Give the material once more, word for word, without any images.

**** TASK MATERIAL

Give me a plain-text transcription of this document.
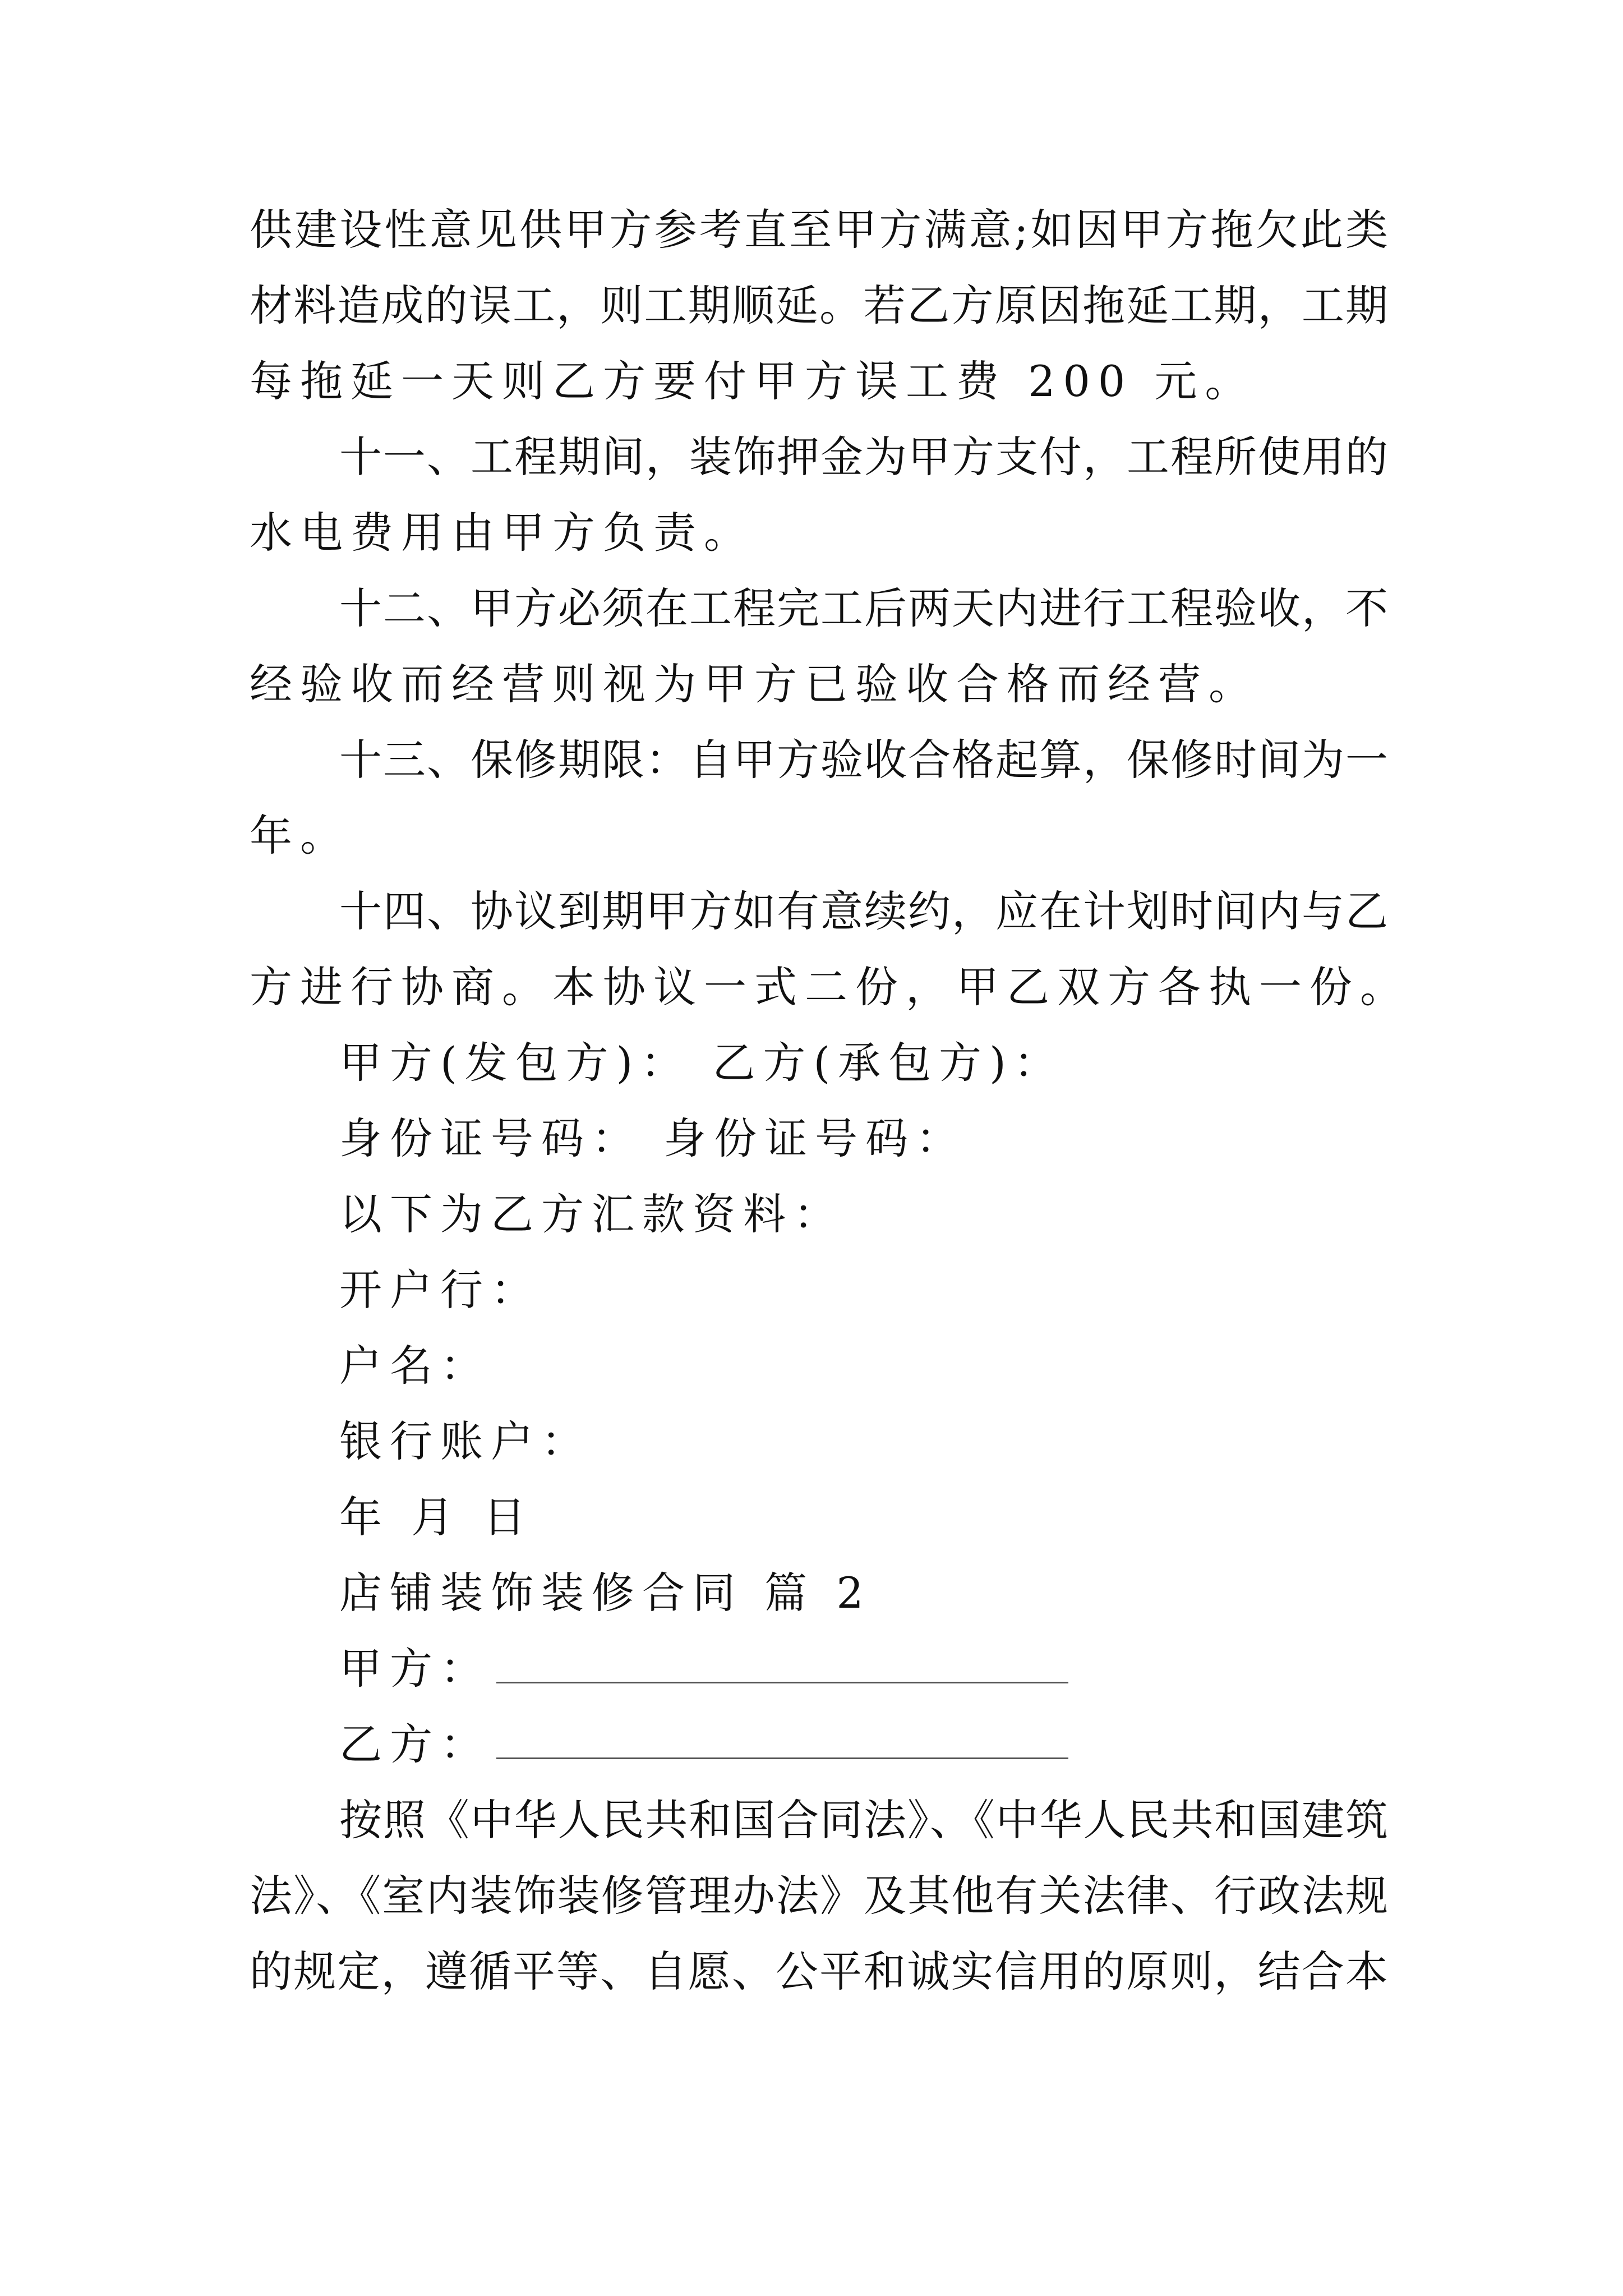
供建设性意见供甲方参考直至甲方满意;如因甲方拖欠此类
材料造成的误工，则工期顺延。若乙方原因拖延工期，工期
每拖延一天则乙方要付甲方误工费 200 元。
十一、工程期间，装饰押金为甲方支付，工程所使用的
水电费用由甲方负责。
十二、甲方必须在工程完工后两天内进行工程验收，不
经验收而经营则视为甲方已验收合格而经营。
十三、保修期限：自甲方验收合格起算，保修时间为一
年。
十四、协议到期甲方如有意续约，应在计划时间内与乙
方进行协商。本协议一式二份，甲乙双方各执一份。
甲方(发包方)： 乙方(承包方)：
身份证号码： 身份证号码：
以下为乙方汇款资料：
开户行：
户名：
银行账户：
年 月 日
店铺装饰装修合同 篇 2
甲方：
乙方：
按照《中华人民共和国合同法》、《中华人民共和国建筑
法》、《室内装饰装修管理办法》及其他有关法律、行政法规
的规定，遵循平等、自愿、公平和诚实信用的原则，结合本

********

▸ EXERCISE OUTPUT
Give me a plain-text transcription of this document.
供建设性意见供甲方参考直至甲方满意;如因甲方拖欠此类
材料造成的误工，则工期顺延。若乙方原因拖延工期，工期
每拖延一天则乙方要付甲方误工费 200 元。
十一、工程期间，装饰押金为甲方支付，工程所使用的
水电费用由甲方负责。
十二、甲方必须在工程完工后两天内进行工程验收，不
经验收而经营则视为甲方已验收合格而经营。
十三、保修期限：自甲方验收合格起算，保修时间为一
年。
十四、协议到期甲方如有意续约，应在计划时间内与乙
方进行协商。本协议一式二份，甲乙双方各执一份。
甲方(发包方)： 乙方(承包方)：
身份证号码： 身份证号码：
以下为乙方汇款资料：
开户行：
户名：
银行账户：
年 月 日
店铺装饰装修合同 篇 2
甲方：
乙方：
按照《中华人民共和国合同法》、《中华人民共和国建筑
法》、《室内装饰装修管理办法》及其他有关法律、行政法规
的规定，遵循平等、自愿、公平和诚实信用的原则，结合本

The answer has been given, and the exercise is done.